SET PROBLEM
Express the rows as a JSON list of strings, one string per line and no entries for blank lines, starting at the line that has "Patent image size: (828, 578)." and stopping after the line that has "The lower chain support member 430 is".

RAW DATA
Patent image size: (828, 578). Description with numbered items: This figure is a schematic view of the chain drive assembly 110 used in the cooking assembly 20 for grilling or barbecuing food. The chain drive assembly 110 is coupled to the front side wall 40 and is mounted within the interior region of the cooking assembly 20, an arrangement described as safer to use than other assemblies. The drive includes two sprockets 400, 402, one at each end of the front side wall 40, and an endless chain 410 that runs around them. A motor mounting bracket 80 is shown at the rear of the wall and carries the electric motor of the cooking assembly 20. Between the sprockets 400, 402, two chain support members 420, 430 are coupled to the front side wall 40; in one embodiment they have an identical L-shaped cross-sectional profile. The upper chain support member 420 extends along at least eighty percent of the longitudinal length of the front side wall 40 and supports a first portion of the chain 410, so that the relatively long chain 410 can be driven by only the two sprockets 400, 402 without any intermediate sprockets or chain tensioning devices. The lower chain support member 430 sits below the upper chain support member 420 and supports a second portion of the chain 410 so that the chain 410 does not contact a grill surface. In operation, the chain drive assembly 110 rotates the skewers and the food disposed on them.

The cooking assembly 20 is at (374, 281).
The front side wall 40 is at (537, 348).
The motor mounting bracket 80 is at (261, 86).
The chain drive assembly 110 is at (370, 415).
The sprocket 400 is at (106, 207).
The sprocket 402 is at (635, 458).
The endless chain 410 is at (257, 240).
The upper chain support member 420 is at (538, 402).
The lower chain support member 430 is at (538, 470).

--

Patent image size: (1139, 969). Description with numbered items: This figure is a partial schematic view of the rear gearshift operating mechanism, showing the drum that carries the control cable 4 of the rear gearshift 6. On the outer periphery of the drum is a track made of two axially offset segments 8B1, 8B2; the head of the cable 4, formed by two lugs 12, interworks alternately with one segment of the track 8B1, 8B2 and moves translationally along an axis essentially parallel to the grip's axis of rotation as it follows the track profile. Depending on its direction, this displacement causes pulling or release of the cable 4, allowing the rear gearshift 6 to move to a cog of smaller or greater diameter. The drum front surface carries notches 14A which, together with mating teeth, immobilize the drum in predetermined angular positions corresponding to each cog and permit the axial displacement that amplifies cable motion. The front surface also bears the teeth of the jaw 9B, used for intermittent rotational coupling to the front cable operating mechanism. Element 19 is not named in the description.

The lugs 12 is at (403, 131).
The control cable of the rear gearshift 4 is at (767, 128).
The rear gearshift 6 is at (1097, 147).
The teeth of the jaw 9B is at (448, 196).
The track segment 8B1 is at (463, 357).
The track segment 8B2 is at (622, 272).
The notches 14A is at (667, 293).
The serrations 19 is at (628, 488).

OUTPUT FOR THIS TASK
[
  "Patent image size: (828, 578). Description with numbered items: This figure is a schematic view of the chain drive assembly 110 used in the cooking assembly 20 for grilling or barbecuing food. The chain drive assembly 110 is coupled to the front side wall 40 and is mounted within the interior region of the cooking assembly 20, an arrangement described as safer to use than other assemblies. The drive includes two sprockets 400, 402, one at each end of the front side wall 40, and an endless chain 410 that runs around them. A motor mounting bracket 80 is shown at the rear of the wall and carries the electric motor of the cooking assembly 20. Between the sprockets 400, 402, two chain support members 420, 430 are coupled to the front side wall 40; in one embodiment they have an identical L-shaped cross-sectional profile. The upper chain support member 420 extends along at least eighty percent of the longitudinal length of the front side wall 40 and supports a first portion of the chain 410, so that the relatively long chain 410 can be driven by only the two sprockets 400, 402 without any intermediate sprockets or chain tensioning devices. The lower chain support member 430 sits below the upper chain support member 420 and supports a second portion of the chain 410 so that the chain 410 does not contact a grill surface. In operation, the chain drive assembly 110 rotates the skewers and the food disposed on them.",
  "The cooking assembly 20 is at (374, 281).",
  "The front side wall 40 is at (537, 348).",
  "The motor mounting bracket 80 is at (261, 86).",
  "The chain drive assembly 110 is at (370, 415).",
  "The sprocket 400 is at (106, 207).",
  "The sprocket 402 is at (635, 458).",
  "The endless chain 410 is at (257, 240).",
  "The upper chain support member 420 is at (538, 402).",
  "The lower chain support member 430 is at (538, 470)."
]